- Written instruction
Please copy all the lines that follow, word for word.

┌─ Material to process

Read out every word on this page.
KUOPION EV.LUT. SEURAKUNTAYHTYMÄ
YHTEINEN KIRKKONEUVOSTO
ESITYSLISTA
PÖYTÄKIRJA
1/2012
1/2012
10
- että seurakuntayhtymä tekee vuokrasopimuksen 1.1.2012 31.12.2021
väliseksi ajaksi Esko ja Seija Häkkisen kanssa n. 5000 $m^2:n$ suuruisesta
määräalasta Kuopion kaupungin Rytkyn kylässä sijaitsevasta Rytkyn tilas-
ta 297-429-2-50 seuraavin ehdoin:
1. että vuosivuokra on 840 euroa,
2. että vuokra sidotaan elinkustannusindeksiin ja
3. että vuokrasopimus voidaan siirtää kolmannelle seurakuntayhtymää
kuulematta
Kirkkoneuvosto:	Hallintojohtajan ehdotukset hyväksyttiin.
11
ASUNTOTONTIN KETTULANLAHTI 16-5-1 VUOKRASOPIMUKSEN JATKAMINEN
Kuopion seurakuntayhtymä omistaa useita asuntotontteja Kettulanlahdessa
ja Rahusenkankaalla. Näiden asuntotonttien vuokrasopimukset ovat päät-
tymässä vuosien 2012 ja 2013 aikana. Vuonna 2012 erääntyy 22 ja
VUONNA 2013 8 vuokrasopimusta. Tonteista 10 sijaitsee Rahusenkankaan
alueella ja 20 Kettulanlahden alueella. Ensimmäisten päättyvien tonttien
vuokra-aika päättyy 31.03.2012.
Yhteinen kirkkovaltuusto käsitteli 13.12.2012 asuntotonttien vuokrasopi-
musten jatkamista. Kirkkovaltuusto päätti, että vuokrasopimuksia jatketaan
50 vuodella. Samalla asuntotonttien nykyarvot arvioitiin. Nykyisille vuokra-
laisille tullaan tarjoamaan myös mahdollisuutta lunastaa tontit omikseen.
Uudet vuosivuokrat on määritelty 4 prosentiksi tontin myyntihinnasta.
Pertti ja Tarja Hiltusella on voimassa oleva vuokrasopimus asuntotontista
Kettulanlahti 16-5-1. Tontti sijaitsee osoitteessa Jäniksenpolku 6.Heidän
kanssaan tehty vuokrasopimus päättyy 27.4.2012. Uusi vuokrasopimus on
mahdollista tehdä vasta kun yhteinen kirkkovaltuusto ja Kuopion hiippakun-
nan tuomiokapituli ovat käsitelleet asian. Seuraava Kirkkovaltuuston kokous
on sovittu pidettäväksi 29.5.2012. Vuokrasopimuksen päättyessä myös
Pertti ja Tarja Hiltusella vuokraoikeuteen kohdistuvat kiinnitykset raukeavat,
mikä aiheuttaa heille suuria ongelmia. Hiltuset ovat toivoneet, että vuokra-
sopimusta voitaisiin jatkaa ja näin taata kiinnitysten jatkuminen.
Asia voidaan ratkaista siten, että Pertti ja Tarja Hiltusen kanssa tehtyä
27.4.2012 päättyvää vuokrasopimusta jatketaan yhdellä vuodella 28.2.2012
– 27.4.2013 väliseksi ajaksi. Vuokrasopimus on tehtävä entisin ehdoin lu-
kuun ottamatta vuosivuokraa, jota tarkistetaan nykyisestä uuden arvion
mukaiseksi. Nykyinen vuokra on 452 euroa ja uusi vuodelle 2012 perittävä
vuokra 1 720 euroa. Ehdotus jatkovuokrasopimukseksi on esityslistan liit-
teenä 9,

└─

- Full response
Read out every word on this page.
KUOPION EV.LUT. SEURAKUNTAYHTYMÄ
YHTEINEN KIRKKONEUVOSTO
ESITYSLISTA
PÖYTÄKIRJA
1/2012
1/2012
10
- että seurakuntayhtymä tekee vuokrasopimuksen 1.1.2012 31.12.2021
väliseksi ajaksi Esko ja Seija Häkkisen kanssa n. 5000 $m^2:n$ suuruisesta
määräalasta Kuopion kaupungin Rytkyn kylässä sijaitsevasta Rytkyn tilas-
ta 297-429-2-50 seuraavin ehdoin:
1. että vuosivuokra on 840 euroa,
2. että vuokra sidotaan elinkustannusindeksiin ja
3. että vuokrasopimus voidaan siirtää kolmannelle seurakuntayhtymää
kuulematta
Kirkkoneuvosto:	Hallintojohtajan ehdotukset hyväksyttiin.
11
ASUNTOTONTIN KETTULANLAHTI 16-5-1 VUOKRASOPIMUKSEN JATKAMINEN
Kuopion seurakuntayhtymä omistaa useita asuntotontteja Kettulanlahdessa
ja Rahusenkankaalla. Näiden asuntotonttien vuokrasopimukset ovat päät-
tymässä vuosien 2012 ja 2013 aikana. Vuonna 2012 erääntyy 22 ja
VUONNA 2013 8 vuokrasopimusta. Tonteista 10 sijaitsee Rahusenkankaan
alueella ja 20 Kettulanlahden alueella. Ensimmäisten päättyvien tonttien
vuokra-aika päättyy 31.03.2012.
Yhteinen kirkkovaltuusto käsitteli 13.12.2012 asuntotonttien vuokrasopi-
musten jatkamista. Kirkkovaltuusto päätti, että vuokrasopimuksia jatketaan
50 vuodella. Samalla asuntotonttien nykyarvot arvioitiin. Nykyisille vuokra-
laisille tullaan tarjoamaan myös mahdollisuutta lunastaa tontit omikseen.
Uudet vuosivuokrat on määritelty 4 prosentiksi tontin myyntihinnasta.
Pertti ja Tarja Hiltusella on voimassa oleva vuokrasopimus asuntotontista
Kettulanlahti 16-5-1. Tontti sijaitsee osoitteessa Jäniksenpolku 6.Heidän
kanssaan tehty vuokrasopimus päättyy 27.4.2012. Uusi vuokrasopimus on
mahdollista tehdä vasta kun yhteinen kirkkovaltuusto ja Kuopion hiippakun-
nan tuomiokapituli ovat käsitelleet asian. Seuraava Kirkkovaltuuston kokous
on sovittu pidettäväksi 29.5.2012. Vuokrasopimuksen päättyessä myös
Pertti ja Tarja Hiltusella vuokraoikeuteen kohdistuvat kiinnitykset raukeavat,
mikä aiheuttaa heille suuria ongelmia. Hiltuset ovat toivoneet, että vuokra-
sopimusta voitaisiin jatkaa ja näin taata kiinnitysten jatkuminen.
Asia voidaan ratkaista siten, että Pertti ja Tarja Hiltusen kanssa tehtyä
27.4.2012 päättyvää vuokrasopimusta jatketaan yhdellä vuodella 28.2.2012
– 27.4.2013 väliseksi ajaksi. Vuokrasopimus on tehtävä entisin ehdoin lu-
kuun ottamatta vuosivuokraa, jota tarkistetaan nykyisestä uuden arvion
mukaiseksi. Nykyinen vuokra on 452 euroa ja uusi vuodelle 2012 perittävä
vuokra 1 720 euroa. Ehdotus jatkovuokrasopimukseksi on esityslistan liit-
teenä 9,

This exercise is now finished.